┌─ Supplied information
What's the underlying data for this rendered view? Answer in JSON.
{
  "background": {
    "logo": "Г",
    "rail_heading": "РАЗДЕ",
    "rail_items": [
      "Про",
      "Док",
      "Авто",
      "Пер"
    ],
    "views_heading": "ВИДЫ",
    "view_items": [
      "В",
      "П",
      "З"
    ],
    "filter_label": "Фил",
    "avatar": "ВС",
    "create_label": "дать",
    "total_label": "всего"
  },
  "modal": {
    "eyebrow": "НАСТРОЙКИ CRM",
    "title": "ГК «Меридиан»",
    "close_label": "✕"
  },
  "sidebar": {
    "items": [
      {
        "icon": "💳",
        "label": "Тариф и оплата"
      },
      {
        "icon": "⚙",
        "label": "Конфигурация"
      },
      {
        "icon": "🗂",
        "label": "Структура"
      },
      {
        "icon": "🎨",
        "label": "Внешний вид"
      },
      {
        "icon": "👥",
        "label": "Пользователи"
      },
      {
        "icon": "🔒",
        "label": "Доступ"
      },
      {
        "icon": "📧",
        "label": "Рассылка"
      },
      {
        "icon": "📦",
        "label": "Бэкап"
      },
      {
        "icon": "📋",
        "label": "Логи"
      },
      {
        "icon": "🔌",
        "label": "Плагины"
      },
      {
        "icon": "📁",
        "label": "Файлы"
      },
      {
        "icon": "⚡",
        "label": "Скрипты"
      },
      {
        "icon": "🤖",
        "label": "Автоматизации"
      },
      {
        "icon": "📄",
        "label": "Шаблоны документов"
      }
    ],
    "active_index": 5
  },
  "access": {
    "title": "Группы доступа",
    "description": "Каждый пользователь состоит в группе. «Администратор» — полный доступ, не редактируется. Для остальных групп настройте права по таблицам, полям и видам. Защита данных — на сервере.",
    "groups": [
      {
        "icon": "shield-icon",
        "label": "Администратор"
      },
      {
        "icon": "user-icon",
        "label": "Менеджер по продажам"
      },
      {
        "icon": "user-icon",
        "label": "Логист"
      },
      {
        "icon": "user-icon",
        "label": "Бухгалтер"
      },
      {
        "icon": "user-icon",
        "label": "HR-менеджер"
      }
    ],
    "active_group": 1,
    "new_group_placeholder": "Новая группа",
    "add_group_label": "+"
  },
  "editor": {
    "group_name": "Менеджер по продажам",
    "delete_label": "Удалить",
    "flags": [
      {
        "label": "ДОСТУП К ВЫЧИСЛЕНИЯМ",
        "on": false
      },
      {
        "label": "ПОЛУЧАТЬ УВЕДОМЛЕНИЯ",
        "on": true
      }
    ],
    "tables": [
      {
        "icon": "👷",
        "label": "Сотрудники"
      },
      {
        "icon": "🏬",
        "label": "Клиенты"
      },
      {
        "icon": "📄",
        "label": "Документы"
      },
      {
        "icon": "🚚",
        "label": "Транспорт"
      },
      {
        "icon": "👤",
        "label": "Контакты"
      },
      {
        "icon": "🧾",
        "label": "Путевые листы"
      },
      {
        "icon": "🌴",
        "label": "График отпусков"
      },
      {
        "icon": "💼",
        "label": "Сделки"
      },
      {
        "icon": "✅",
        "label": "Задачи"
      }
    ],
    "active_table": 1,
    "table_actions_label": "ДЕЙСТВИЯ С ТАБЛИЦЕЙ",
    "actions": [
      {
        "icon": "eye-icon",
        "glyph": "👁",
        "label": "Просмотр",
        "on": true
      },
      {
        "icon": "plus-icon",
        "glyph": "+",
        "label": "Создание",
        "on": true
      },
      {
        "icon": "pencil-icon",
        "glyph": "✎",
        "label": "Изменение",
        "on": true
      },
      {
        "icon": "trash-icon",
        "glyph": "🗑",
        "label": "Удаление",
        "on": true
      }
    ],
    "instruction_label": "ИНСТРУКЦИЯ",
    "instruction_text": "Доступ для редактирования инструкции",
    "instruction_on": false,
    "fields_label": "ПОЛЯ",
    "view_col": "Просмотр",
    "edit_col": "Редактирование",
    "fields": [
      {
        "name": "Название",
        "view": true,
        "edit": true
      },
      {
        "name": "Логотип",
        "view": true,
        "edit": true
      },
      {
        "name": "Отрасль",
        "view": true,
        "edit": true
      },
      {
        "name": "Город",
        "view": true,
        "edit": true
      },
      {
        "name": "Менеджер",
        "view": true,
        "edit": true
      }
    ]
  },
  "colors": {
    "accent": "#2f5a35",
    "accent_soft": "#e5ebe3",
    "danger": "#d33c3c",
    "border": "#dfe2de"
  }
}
└─
Exercise aim ->
Write out the data again, exactly and in full.

Result of the exercise ->
What's the underlying data for this rendered view? Answer in JSON.
{
  "background": {
    "logo": "Г",
    "rail_heading": "РАЗДЕ",
    "rail_items": [
      "Про",
      "Док",
      "Авто",
      "Пер"
    ],
    "views_heading": "ВИДЫ",
    "view_items": [
      "В",
      "П",
      "З"
    ],
    "filter_label": "Фил",
    "avatar": "ВС",
    "create_label": "дать",
    "total_label": "всего"
  },
  "modal": {
    "eyebrow": "НАСТРОЙКИ CRM",
    "title": "ГК «Меридиан»",
    "close_label": "✕"
  },
  "sidebar": {
    "items": [
      {
        "icon": "💳",
        "label": "Тариф и оплата"
      },
      {
        "icon": "⚙",
        "label": "Конфигурация"
      },
      {
        "icon": "🗂",
        "label": "Структура"
      },
      {
        "icon": "🎨",
        "label": "Внешний вид"
      },
      {
        "icon": "👥",
        "label": "Пользователи"
      },
      {
        "icon": "🔒",
        "label": "Доступ"
      },
      {
        "icon": "📧",
        "label": "Рассылка"
      },
      {
        "icon": "📦",
        "label": "Бэкап"
      },
      {
        "icon": "📋",
        "label": "Логи"
      },
      {
        "icon": "🔌",
        "label": "Плагины"
      },
      {
        "icon": "📁",
        "label": "Файлы"
      },
      {
        "icon": "⚡",
        "label": "Скрипты"
      },
      {
        "icon": "🤖",
        "label": "Автоматизации"
      },
      {
        "icon": "📄",
        "label": "Шаблоны документов"
      }
    ],
    "active_index": 5
  },
  "access": {
    "title": "Группы доступа",
    "description": "Каждый пользователь состоит в группе. «Администратор» — полный доступ, не редактируется. Для остальных групп настройте права по таблицам, полям и видам. Защита данных — на сервере.",
    "groups": [
      {
        "icon": "shield-icon",
        "label": "Администратор"
      },
      {
        "icon": "user-icon",
        "label": "Менеджер по продажам"
      },
      {
        "icon": "user-icon",
        "label": "Логист"
      },
      {
        "icon": "user-icon",
        "label": "Бухгалтер"
      },
      {
        "icon": "user-icon",
        "label": "HR-менеджер"
      }
    ],
    "active_group": 1,
    "new_group_placeholder": "Новая группа",
    "add_group_label": "+"
  },
  "editor": {
    "group_name": "Менеджер по продажам",
    "delete_label": "Удалить",
    "flags": [
      {
        "label": "ДОСТУП К ВЫЧИСЛЕНИЯМ",
        "on": false
      },
      {
        "label": "ПОЛУЧАТЬ УВЕДОМЛЕНИЯ",
        "on": true
      }
    ],
    "tables": [
      {
        "icon": "👷",
        "label": "Сотрудники"
      },
      {
        "icon": "🏬",
        "label": "Клиенты"
      },
      {
        "icon": "📄",
        "label": "Документы"
      },
      {
        "icon": "🚚",
        "label": "Транспорт"
      },
      {
        "icon": "👤",
        "label": "Контакты"
      },
      {
        "icon": "🧾",
        "label": "Путевые листы"
      },
      {
        "icon": "🌴",
        "label": "График отпусков"
      },
      {
        "icon": "💼",
        "label": "Сделки"
      },
      {
        "icon": "✅",
        "label": "Задачи"
      }
    ],
    "active_table": 1,
    "table_actions_label": "ДЕЙСТВИЯ С ТАБЛИЦЕЙ",
    "actions": [
      {
        "icon": "eye-icon",
        "glyph": "👁",
        "label": "Просмотр",
        "on": true
      },
      {
        "icon": "plus-icon",
        "glyph": "+",
        "label": "Создание",
        "on": true
      },
      {
        "icon": "pencil-icon",
        "glyph": "✎",
        "label": "Изменение",
        "on": true
      },
      {
        "icon": "trash-icon",
        "glyph": "🗑",
        "label": "Удаление",
        "on": true
      }
    ],
    "instruction_label": "ИНСТРУКЦИЯ",
    "instruction_text": "Доступ для редактирования инструкции",
    "instruction_on": false,
    "fields_label": "ПОЛЯ",
    "view_col": "Просмотр",
    "edit_col": "Редактирование",
    "fields": [
      {
        "name": "Название",
        "view": true,
        "edit": true
      },
      {
        "name": "Логотип",
        "view": true,
        "edit": true
      },
      {
        "name": "Отрасль",
        "view": true,
        "edit": true
      },
      {
        "name": "Город",
        "view": true,
        "edit": true
      },
      {
        "name": "Менеджер",
        "view": true,
        "edit": true
      }
    ]
  },
  "colors": {
    "accent": "#2f5a35",
    "accent_soft": "#e5ebe3",
    "danger": "#d33c3c",
    "border": "#dfe2de"
  }
}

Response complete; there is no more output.